#### Job:
Find and copy lines holding "name".

Stored data entries
— start —

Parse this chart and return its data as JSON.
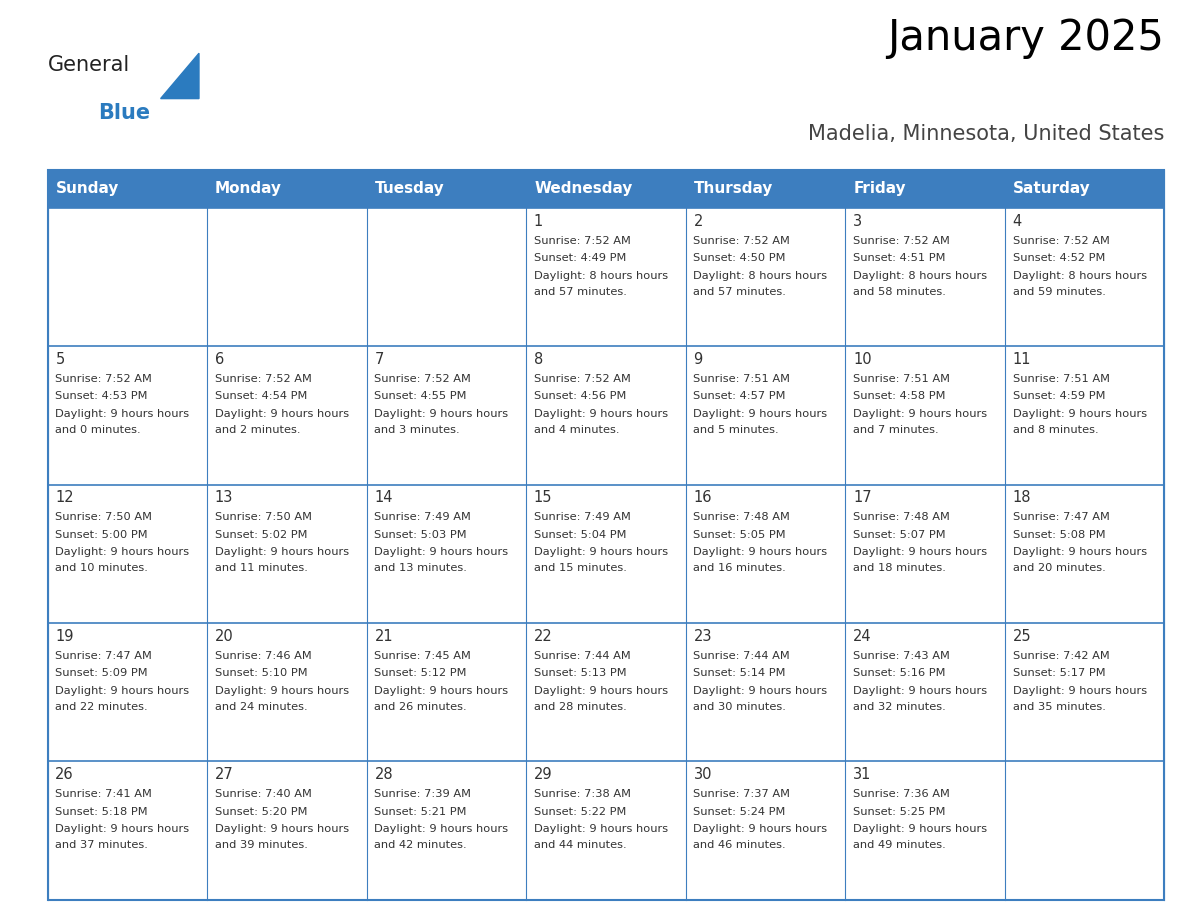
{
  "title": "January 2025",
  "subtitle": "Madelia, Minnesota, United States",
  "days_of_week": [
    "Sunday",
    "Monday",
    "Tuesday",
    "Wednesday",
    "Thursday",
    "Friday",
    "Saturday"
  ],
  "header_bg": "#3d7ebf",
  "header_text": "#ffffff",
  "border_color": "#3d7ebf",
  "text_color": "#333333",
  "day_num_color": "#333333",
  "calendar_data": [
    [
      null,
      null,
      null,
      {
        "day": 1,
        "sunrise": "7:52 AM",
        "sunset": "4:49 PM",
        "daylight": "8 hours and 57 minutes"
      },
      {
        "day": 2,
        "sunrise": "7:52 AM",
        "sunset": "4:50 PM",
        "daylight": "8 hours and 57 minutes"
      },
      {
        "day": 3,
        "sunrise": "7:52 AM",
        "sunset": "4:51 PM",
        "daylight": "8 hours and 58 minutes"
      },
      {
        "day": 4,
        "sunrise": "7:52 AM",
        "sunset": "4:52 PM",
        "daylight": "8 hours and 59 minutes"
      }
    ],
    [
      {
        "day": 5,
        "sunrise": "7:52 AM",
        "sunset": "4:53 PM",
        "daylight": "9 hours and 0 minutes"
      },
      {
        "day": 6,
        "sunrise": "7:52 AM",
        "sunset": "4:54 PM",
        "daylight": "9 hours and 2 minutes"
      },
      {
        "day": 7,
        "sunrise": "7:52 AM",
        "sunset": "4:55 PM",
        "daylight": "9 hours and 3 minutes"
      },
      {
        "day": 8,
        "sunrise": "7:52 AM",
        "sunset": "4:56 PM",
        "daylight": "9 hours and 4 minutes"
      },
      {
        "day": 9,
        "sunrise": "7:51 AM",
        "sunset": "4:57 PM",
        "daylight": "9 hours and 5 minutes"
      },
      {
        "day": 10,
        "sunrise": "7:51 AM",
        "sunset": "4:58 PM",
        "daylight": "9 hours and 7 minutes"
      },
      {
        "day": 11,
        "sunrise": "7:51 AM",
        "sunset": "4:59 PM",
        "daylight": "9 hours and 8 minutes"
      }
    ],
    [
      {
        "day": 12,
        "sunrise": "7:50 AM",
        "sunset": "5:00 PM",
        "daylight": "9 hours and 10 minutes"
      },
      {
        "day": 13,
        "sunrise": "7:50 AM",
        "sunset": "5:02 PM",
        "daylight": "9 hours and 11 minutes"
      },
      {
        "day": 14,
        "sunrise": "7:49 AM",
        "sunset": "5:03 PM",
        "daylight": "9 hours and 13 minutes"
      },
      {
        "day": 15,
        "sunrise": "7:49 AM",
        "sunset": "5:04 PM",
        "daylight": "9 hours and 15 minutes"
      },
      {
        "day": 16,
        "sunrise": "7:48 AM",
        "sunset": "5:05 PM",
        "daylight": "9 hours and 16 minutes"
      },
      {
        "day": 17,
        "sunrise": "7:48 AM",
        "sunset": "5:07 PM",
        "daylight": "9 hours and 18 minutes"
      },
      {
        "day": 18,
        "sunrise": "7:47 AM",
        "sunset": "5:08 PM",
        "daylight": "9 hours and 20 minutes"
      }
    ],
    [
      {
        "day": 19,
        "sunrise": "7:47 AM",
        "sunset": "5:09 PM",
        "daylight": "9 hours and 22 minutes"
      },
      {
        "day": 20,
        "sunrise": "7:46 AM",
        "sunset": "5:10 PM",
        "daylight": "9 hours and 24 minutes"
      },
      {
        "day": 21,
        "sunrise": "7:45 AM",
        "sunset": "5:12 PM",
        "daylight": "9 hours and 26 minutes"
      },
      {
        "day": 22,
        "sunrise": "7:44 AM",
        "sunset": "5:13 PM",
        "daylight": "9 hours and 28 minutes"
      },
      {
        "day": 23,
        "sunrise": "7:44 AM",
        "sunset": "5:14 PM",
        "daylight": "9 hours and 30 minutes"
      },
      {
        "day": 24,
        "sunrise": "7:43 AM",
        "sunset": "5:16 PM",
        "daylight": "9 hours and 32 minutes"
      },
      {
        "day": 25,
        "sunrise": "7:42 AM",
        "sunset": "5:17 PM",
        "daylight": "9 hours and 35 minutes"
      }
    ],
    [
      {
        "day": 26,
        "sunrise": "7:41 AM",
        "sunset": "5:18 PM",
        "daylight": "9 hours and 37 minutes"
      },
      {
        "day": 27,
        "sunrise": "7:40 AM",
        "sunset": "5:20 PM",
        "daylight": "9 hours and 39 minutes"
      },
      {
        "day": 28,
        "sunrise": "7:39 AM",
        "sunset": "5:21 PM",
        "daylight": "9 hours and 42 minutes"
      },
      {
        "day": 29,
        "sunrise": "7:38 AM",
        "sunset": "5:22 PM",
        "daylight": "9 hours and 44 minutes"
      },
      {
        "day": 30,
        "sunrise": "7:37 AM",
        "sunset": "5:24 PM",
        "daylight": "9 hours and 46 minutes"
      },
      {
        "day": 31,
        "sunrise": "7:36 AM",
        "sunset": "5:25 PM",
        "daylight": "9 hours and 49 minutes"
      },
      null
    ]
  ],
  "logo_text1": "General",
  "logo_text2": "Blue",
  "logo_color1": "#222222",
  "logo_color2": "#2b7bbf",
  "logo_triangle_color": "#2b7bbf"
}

— end —
— start —

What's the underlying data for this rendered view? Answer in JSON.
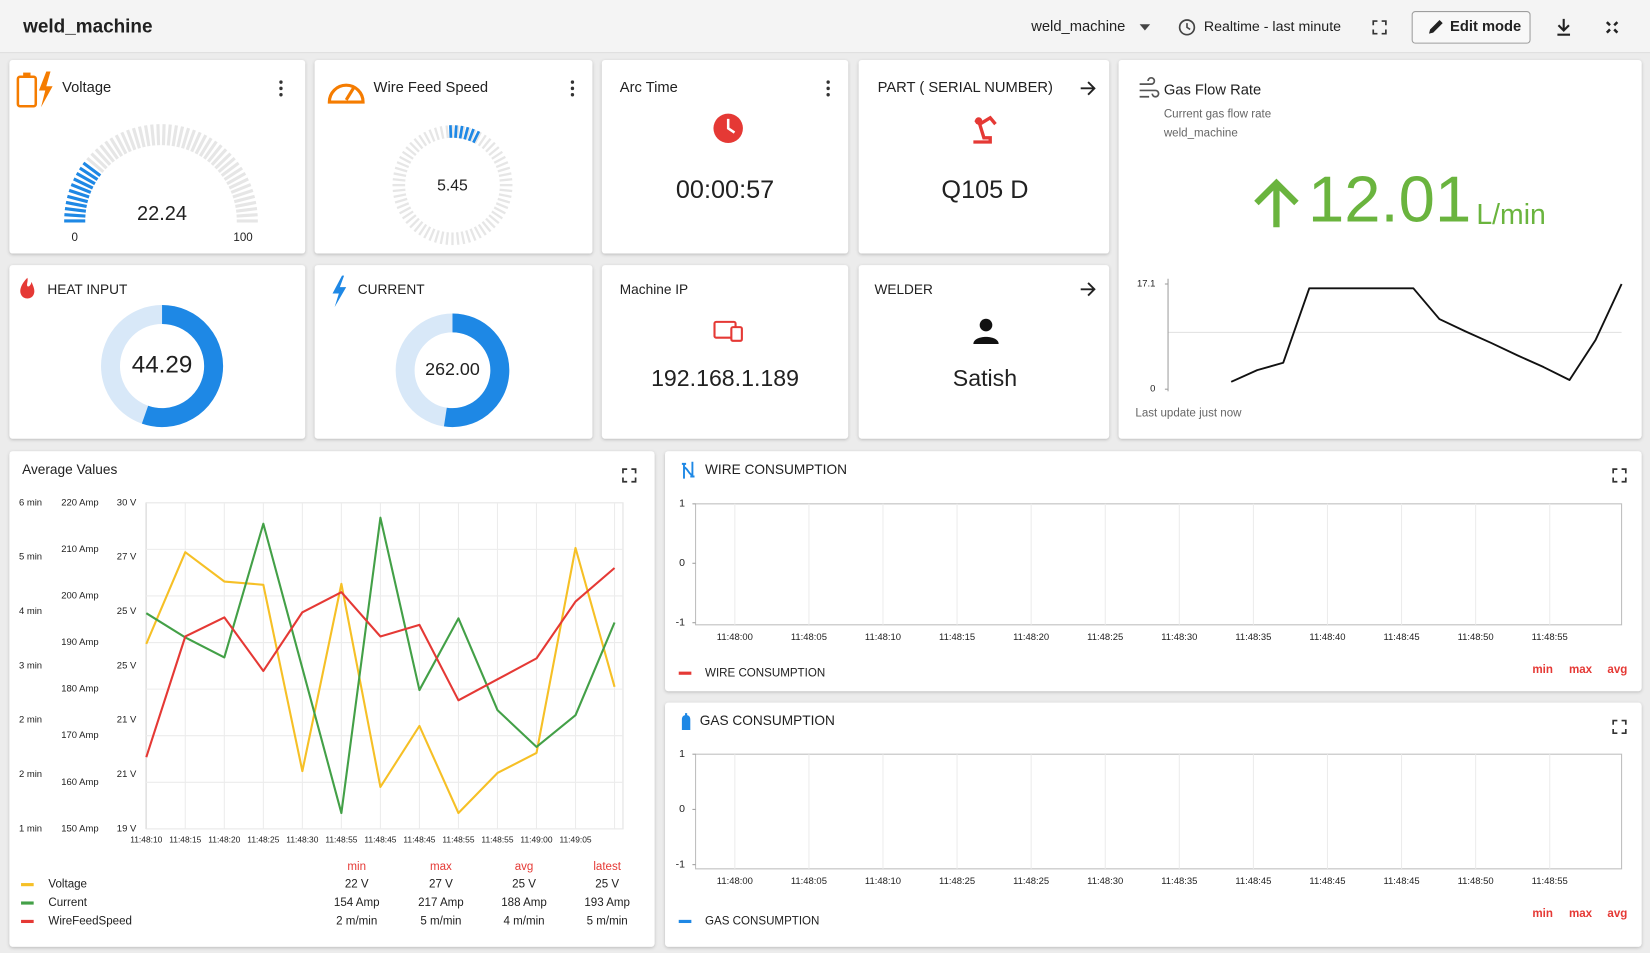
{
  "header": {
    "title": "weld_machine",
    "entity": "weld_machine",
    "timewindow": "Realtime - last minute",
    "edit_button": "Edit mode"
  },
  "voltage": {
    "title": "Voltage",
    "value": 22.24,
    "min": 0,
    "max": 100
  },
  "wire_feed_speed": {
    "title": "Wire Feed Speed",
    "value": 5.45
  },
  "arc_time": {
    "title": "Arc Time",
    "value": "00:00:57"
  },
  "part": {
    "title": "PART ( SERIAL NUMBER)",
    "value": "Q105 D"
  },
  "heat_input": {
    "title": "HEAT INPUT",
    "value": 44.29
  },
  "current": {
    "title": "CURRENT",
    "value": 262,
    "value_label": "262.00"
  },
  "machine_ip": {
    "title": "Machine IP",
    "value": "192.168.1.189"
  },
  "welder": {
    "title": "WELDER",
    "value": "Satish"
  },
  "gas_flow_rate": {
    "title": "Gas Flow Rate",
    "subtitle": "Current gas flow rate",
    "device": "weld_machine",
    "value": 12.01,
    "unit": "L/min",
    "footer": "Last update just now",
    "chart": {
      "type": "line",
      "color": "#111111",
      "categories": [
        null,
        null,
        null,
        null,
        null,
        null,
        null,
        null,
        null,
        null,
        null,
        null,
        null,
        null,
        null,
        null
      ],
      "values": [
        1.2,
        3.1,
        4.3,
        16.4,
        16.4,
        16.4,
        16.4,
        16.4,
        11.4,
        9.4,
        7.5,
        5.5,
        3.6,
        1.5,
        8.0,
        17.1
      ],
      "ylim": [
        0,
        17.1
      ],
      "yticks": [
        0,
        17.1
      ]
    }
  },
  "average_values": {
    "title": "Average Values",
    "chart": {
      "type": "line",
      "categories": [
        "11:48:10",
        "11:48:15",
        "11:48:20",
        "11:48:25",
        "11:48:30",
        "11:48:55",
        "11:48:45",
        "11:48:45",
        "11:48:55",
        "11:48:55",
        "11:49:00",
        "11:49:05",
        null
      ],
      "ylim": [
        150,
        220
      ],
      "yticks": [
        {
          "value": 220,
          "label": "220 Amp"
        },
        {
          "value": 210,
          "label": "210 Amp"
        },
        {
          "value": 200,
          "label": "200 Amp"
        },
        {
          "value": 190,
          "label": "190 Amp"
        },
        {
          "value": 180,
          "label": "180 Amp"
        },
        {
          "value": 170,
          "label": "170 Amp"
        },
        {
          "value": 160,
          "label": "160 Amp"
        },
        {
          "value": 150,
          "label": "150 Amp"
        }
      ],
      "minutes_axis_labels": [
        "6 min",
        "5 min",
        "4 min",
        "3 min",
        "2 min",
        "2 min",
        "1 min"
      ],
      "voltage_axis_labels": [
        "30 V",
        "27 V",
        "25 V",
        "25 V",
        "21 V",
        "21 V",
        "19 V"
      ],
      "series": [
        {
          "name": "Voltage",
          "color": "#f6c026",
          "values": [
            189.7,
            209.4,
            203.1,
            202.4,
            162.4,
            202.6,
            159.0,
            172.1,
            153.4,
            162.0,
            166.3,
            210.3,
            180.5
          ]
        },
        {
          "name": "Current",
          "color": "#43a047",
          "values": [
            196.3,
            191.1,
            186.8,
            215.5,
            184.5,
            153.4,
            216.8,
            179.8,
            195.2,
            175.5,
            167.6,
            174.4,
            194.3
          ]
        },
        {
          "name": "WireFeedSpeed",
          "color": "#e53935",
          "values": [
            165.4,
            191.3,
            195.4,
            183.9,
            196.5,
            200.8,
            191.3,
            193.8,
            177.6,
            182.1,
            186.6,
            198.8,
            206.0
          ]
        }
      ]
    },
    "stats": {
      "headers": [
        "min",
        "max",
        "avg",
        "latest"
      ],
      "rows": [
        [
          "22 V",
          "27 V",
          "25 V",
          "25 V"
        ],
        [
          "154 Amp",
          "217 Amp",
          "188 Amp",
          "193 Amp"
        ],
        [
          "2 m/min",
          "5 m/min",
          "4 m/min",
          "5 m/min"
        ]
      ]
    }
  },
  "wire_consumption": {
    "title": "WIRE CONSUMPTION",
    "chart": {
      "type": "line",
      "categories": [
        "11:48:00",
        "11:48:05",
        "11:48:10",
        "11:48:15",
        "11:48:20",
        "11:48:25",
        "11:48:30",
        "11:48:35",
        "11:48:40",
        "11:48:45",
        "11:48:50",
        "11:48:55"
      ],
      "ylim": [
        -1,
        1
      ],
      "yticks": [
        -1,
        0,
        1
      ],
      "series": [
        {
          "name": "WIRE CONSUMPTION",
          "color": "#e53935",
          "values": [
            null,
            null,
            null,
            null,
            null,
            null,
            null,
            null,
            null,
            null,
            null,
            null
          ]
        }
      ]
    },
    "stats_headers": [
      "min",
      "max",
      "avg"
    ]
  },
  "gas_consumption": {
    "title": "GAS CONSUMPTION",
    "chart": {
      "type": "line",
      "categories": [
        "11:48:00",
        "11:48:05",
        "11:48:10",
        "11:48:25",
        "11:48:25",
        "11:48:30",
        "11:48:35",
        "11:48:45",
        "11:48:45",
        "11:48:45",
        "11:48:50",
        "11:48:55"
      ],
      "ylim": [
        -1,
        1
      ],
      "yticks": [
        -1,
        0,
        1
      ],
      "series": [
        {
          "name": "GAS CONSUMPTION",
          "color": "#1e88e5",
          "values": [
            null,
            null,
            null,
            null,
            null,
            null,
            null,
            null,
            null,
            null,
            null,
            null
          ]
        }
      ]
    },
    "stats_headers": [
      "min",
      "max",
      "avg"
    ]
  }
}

— end —

#### Final result:
          "name": "Voltage",
          "name": "Current",
          "name": "WireFeedSpeed",
          "name": "WIRE CONSUMPTION",
          "name": "GAS CONSUMPTION",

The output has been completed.